[start]

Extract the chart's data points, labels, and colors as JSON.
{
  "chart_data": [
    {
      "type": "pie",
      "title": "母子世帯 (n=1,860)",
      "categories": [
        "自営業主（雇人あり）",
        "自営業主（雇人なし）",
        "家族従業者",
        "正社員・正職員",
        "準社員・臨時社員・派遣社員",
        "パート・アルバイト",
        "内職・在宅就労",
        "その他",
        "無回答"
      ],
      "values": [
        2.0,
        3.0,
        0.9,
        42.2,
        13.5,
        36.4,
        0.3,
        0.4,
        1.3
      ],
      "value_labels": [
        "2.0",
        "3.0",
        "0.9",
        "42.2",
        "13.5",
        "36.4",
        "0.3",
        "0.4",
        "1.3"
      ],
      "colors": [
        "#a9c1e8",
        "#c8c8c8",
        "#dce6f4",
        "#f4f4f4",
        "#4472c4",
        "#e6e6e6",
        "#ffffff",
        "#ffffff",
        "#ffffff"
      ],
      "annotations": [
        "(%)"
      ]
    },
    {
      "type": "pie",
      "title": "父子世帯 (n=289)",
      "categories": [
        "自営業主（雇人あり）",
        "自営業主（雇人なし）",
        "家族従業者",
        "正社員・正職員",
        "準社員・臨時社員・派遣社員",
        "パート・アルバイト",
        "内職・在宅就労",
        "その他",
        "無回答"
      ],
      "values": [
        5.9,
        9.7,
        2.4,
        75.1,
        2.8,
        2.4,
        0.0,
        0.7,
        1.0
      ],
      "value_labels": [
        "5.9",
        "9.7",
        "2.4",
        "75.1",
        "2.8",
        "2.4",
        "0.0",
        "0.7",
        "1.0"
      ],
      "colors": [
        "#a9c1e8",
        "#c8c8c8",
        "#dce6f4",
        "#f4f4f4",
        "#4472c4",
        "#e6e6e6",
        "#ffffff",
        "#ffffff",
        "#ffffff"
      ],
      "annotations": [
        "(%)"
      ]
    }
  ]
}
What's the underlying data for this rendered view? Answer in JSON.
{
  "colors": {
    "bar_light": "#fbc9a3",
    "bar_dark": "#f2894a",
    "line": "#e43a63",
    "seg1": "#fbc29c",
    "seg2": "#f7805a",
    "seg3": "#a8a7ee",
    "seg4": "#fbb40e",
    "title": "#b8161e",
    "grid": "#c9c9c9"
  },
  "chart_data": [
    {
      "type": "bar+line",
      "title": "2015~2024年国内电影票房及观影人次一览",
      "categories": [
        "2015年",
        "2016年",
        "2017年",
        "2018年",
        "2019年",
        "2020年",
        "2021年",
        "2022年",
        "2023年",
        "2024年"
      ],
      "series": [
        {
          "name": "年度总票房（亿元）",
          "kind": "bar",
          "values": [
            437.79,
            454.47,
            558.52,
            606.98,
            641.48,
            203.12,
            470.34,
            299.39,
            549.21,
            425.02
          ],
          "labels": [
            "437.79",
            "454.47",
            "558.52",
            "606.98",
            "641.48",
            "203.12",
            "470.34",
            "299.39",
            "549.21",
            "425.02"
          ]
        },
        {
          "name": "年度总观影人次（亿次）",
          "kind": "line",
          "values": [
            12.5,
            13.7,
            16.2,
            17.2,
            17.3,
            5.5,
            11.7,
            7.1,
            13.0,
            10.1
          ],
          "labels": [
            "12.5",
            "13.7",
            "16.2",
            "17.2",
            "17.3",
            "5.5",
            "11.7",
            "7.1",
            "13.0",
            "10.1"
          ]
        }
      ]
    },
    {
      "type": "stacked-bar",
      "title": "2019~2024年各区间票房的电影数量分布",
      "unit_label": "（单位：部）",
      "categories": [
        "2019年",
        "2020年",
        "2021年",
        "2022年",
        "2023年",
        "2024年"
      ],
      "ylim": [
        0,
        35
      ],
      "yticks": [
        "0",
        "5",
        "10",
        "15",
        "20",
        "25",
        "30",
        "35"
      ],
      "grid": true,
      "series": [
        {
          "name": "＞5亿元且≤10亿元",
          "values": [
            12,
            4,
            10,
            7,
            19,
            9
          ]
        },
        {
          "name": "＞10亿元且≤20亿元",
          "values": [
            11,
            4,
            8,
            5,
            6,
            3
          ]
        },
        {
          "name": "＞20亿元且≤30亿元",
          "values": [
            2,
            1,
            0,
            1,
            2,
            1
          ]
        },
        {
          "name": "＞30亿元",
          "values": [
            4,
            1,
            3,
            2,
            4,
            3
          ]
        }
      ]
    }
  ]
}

[end]

Goal: Without leaving anything out, quote all the data.

Written response:
Extract the chart's data points, labels, and colors as JSON.
{
  "chart_data": [
    {
      "type": "pie",
      "title": "母子世帯 (n=1,860)",
      "categories": [
        "自営業主（雇人あり）",
        "自営業主（雇人なし）",
        "家族従業者",
        "正社員・正職員",
        "準社員・臨時社員・派遣社員",
        "パート・アルバイト",
        "内職・在宅就労",
        "その他",
        "無回答"
      ],
      "values": [
        2.0,
        3.0,
        0.9,
        42.2,
        13.5,
        36.4,
        0.3,
        0.4,
        1.3
      ],
      "value_labels": [
        "2.0",
        "3.0",
        "0.9",
        "42.2",
        "13.5",
        "36.4",
        "0.3",
        "0.4",
        "1.3"
      ],
      "colors": [
        "#a9c1e8",
        "#c8c8c8",
        "#dce6f4",
        "#f4f4f4",
        "#4472c4",
        "#e6e6e6",
        "#ffffff",
        "#ffffff",
        "#ffffff"
      ],
      "annotations": [
        "(%)"
      ]
    },
    {
      "type": "pie",
      "title": "父子世帯 (n=289)",
      "categories": [
        "自営業主（雇人あり）",
        "自営業主（雇人なし）",
        "家族従業者",
        "正社員・正職員",
        "準社員・臨時社員・派遣社員",
        "パート・アルバイト",
        "内職・在宅就労",
        "その他",
        "無回答"
      ],
      "values": [
        5.9,
        9.7,
        2.4,
        75.1,
        2.8,
        2.4,
        0.0,
        0.7,
        1.0
      ],
      "value_labels": [
        "5.9",
        "9.7",
        "2.4",
        "75.1",
        "2.8",
        "2.4",
        "0.0",
        "0.7",
        "1.0"
      ],
      "colors": [
        "#a9c1e8",
        "#c8c8c8",
        "#dce6f4",
        "#f4f4f4",
        "#4472c4",
        "#e6e6e6",
        "#ffffff",
        "#ffffff",
        "#ffffff"
      ],
      "annotations": [
        "(%)"
      ]
    }
  ]
}
What's the underlying data for this rendered view? Answer in JSON.
{
  "colors": {
    "bar_light": "#fbc9a3",
    "bar_dark": "#f2894a",
    "line": "#e43a63",
    "seg1": "#fbc29c",
    "seg2": "#f7805a",
    "seg3": "#a8a7ee",
    "seg4": "#fbb40e",
    "title": "#b8161e",
    "grid": "#c9c9c9"
  },
  "chart_data": [
    {
      "type": "bar+line",
      "title": "2015~2024年国内电影票房及观影人次一览",
      "categories": [
        "2015年",
        "2016年",
        "2017年",
        "2018年",
        "2019年",
        "2020年",
        "2021年",
        "2022年",
        "2023年",
        "2024年"
      ],
      "series": [
        {
          "name": "年度总票房（亿元）",
          "kind": "bar",
          "values": [
            437.79,
            454.47,
            558.52,
            606.98,
            641.48,
            203.12,
            470.34,
            299.39,
            549.21,
            425.02
          ],
          "labels": [
            "437.79",
            "454.47",
            "558.52",
            "606.98",
            "641.48",
            "203.12",
            "470.34",
            "299.39",
            "549.21",
            "425.02"
          ]
        },
        {
          "name": "年度总观影人次（亿次）",
          "kind": "line",
          "values": [
            12.5,
            13.7,
            16.2,
            17.2,
            17.3,
            5.5,
            11.7,
            7.1,
            13.0,
            10.1
          ],
          "labels": [
            "12.5",
            "13.7",
            "16.2",
            "17.2",
            "17.3",
            "5.5",
            "11.7",
            "7.1",
            "13.0",
            "10.1"
          ]
        }
      ]
    },
    {
      "type": "stacked-bar",
      "title": "2019~2024年各区间票房的电影数量分布",
      "unit_label": "（单位：部）",
      "categories": [
        "2019年",
        "2020年",
        "2021年",
        "2022年",
        "2023年",
        "2024年"
      ],
      "ylim": [
        0,
        35
      ],
      "yticks": [
        "0",
        "5",
        "10",
        "15",
        "20",
        "25",
        "30",
        "35"
      ],
      "grid": true,
      "series": [
        {
          "name": "＞5亿元且≤10亿元",
          "values": [
            12,
            4,
            10,
            7,
            19,
            9
          ]
        },
        {
          "name": "＞10亿元且≤20亿元",
          "values": [
            11,
            4,
            8,
            5,
            6,
            3
          ]
        },
        {
          "name": "＞20亿元且≤30亿元",
          "values": [
            2,
            1,
            0,
            1,
            2,
            1
          ]
        },
        {
          "name": "＞30亿元",
          "values": [
            4,
            1,
            3,
            2,
            4,
            3
          ]
        }
      ]
    }
  ]
}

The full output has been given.